* Exercise goal *
State how many lines of the listing below include the word "naszą". Give only the number.

-- BEGIN Material --

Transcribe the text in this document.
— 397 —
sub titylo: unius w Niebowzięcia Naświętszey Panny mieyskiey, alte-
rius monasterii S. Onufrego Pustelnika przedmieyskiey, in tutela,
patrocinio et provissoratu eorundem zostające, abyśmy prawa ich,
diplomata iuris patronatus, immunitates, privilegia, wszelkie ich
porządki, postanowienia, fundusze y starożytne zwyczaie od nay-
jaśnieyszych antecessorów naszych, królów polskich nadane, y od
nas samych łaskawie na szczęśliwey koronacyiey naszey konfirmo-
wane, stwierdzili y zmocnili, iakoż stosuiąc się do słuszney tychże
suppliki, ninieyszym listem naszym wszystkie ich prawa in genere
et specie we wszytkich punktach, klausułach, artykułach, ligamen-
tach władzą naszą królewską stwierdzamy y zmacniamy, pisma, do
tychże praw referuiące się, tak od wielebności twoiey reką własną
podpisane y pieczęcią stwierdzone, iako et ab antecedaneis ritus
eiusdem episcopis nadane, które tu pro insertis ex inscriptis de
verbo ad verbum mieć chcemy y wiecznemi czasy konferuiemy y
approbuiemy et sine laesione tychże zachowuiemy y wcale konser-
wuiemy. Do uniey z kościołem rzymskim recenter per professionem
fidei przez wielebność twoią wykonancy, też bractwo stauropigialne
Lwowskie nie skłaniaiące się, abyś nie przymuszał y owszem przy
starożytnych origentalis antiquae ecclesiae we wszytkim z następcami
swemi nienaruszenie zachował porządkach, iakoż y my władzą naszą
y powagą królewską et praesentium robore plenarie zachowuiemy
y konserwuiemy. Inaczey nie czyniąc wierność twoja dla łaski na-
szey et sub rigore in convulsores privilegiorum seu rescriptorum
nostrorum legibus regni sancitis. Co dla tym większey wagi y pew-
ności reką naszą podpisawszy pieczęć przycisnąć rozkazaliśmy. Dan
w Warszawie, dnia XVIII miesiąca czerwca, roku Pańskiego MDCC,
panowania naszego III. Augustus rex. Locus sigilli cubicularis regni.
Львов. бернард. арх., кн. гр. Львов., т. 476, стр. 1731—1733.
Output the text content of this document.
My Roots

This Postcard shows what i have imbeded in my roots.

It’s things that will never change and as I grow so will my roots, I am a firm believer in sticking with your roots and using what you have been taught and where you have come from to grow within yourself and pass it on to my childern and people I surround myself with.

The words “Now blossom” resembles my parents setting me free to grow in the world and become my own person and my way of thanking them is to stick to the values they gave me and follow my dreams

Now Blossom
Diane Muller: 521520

-- END Material --

* Exercise output *
3